**Written problem**
Show every line in the records below that contains the word "title".

Dataset records on visual material:
--------------------------------------------------
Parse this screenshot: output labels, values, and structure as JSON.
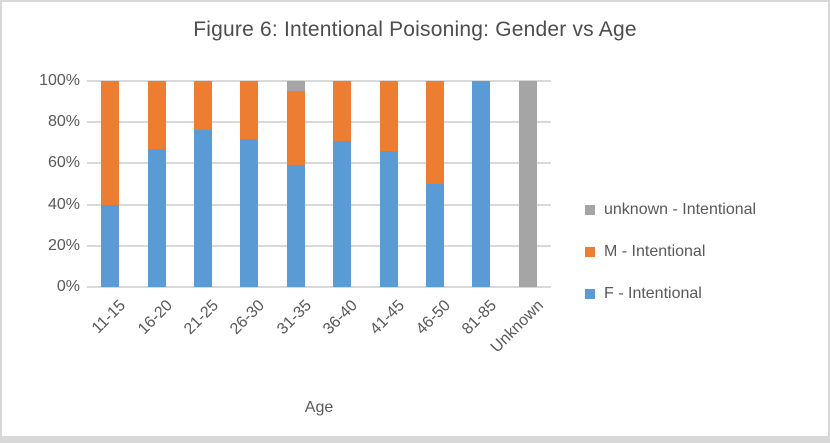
{
  "frame": {
    "background": "#FFFFFF",
    "border_color": "#D8D8D8"
  },
  "chart_data": {
    "type": "bar",
    "stacked": true,
    "units": "percent",
    "title": "Figure 6: Intentional Poisoning: Gender vs Age",
    "xlabel": "Age",
    "ylabel": "",
    "categories": [
      "11-15",
      "16-20",
      "21-25",
      "26-30",
      "31-35",
      "36-40",
      "41-45",
      "46-50",
      "81-85",
      "Unknown"
    ],
    "series": [
      {
        "name": "F - Intentional",
        "color": "#5B9BD5",
        "values": [
          40,
          67,
          76,
          72,
          59,
          71,
          66,
          50,
          100,
          0
        ]
      },
      {
        "name": "M - Intentional",
        "color": "#ED7D31",
        "values": [
          60,
          33,
          24,
          28,
          36,
          29,
          34,
          50,
          0,
          0
        ]
      },
      {
        "name": "unknown - Intentional",
        "color": "#A5A5A5",
        "values": [
          0,
          0,
          0,
          0,
          5,
          0,
          0,
          0,
          0,
          100
        ]
      }
    ],
    "y_ticks": [
      {
        "label": "0%",
        "value": 0
      },
      {
        "label": "20%",
        "value": 20
      },
      {
        "label": "40%",
        "value": 40
      },
      {
        "label": "60%",
        "value": 60
      },
      {
        "label": "80%",
        "value": 80
      },
      {
        "label": "100%",
        "value": 100
      }
    ],
    "ylim": [
      0,
      100
    ],
    "grid": true,
    "gridline_color": "#D9D9D9",
    "text_color": "#595959",
    "legend_position": "right",
    "legend": [
      {
        "label": "unknown - Intentional",
        "color": "#A5A5A5"
      },
      {
        "label": "M - Intentional",
        "color": "#ED7D31"
      },
      {
        "label": "F - Intentional",
        "color": "#5B9BD5"
      }
    ]
  }
}
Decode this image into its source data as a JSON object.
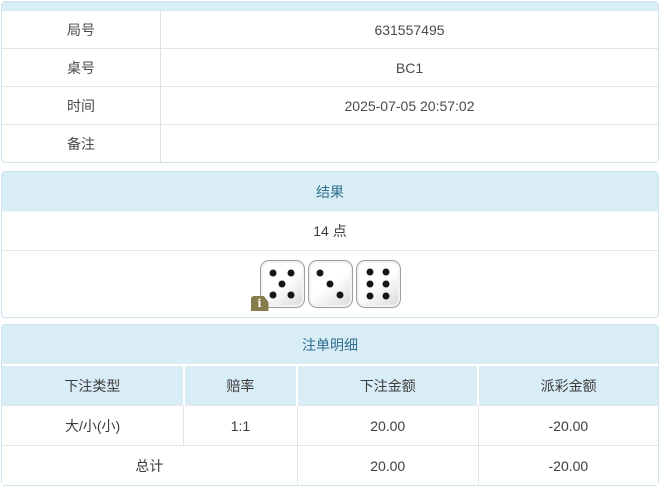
{
  "info": {
    "rows": [
      {
        "label": "局号",
        "value": "631557495"
      },
      {
        "label": "桌号",
        "value": "BC1"
      },
      {
        "label": "时间",
        "value": "2025-07-05 20:57:02"
      },
      {
        "label": "备注",
        "value": ""
      }
    ]
  },
  "result": {
    "title": "结果",
    "points": "14 点",
    "dice": [
      5,
      3,
      6
    ],
    "info_badge": "i"
  },
  "bets": {
    "title": "注单明细",
    "columns": [
      "下注类型",
      "赔率",
      "下注金额",
      "派彩金额"
    ],
    "rows": [
      {
        "type": "大/小(小)",
        "odds": "1:1",
        "amount": "20.00",
        "payout": "-20.00"
      }
    ],
    "total_label": "总计",
    "total_amount": "20.00",
    "total_payout": "-20.00"
  },
  "colors": {
    "heading_bg": "#d9edf7",
    "heading_text": "#31708f",
    "negative_text": "#e23b3b",
    "border": "#cfe3ee",
    "badge_bg": "#867b4b"
  }
}
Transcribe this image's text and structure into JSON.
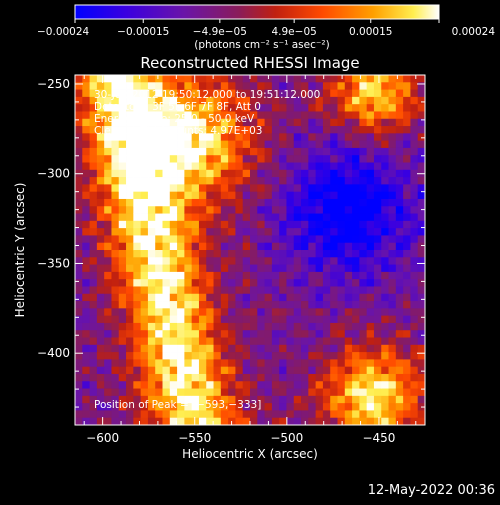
{
  "chart_data": {
    "type": "heatmap",
    "title": "Reconstructed RHESSI Image",
    "xlabel": "Heliocentric X (arcsec)",
    "ylabel": "Heliocentric Y (arcsec)",
    "xlim": [
      -615,
      -425
    ],
    "ylim": [
      -440,
      -245
    ],
    "x_ticks": [
      {
        "value": -600,
        "label": "−600"
      },
      {
        "value": -550,
        "label": "−550"
      },
      {
        "value": -500,
        "label": "−500"
      },
      {
        "value": -450,
        "label": "−450"
      }
    ],
    "y_ticks": [
      {
        "value": -250,
        "label": "−250"
      },
      {
        "value": -300,
        "label": "−300"
      },
      {
        "value": -350,
        "label": "−350"
      },
      {
        "value": -400,
        "label": "−400"
      }
    ],
    "colorbar": {
      "range": [
        -0.00024,
        0.00024
      ],
      "colors": [
        "#0000ff",
        "#5a10c8",
        "#7a1a6a",
        "#b0201a",
        "#ff3a00",
        "#ff9a00",
        "#ffe84a",
        "#ffffff"
      ],
      "tick_labels": [
        {
          "value": -0.00024,
          "label": "−0.00024"
        },
        {
          "value": -0.00015,
          "label": "−0.00015"
        },
        {
          "value": -4.9e-05,
          "label": "−4.9e−05"
        },
        {
          "value": 4.9e-05,
          "label": "4.9e−05"
        },
        {
          "value": 0.00015,
          "label": "0.00015"
        },
        {
          "value": 0.00024,
          "label": "0.00024"
        }
      ],
      "unit_text": "(photons cm⁻² s⁻¹ asec⁻²)"
    },
    "annotations": {
      "time_range": "30-Jun-2012 19:50:12.000 to 19:51:12.000",
      "detectors": "Detectors: 3F 5F 6F 7F 8F, Att 0",
      "energy_range": "Energy Range: 25.0 - 50.0 keV",
      "method": "Clean     Total counts: 4.97E+03",
      "peak": "Position of Peak = [−593,−333]"
    },
    "peak_position": [
      -593,
      -333
    ],
    "total_counts": 4970,
    "energy_range_kev": [
      25.0,
      50.0
    ],
    "footer_date": "12-May-2022 00:36"
  }
}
--------------------------------------------------
**Complete answer**
    "title": "Figure 6: Intentional Poisoning: Gender vs Age",
    "title": "结果",
    "title": "注单明细",
    "title": "Reconstructed RHESSI Image",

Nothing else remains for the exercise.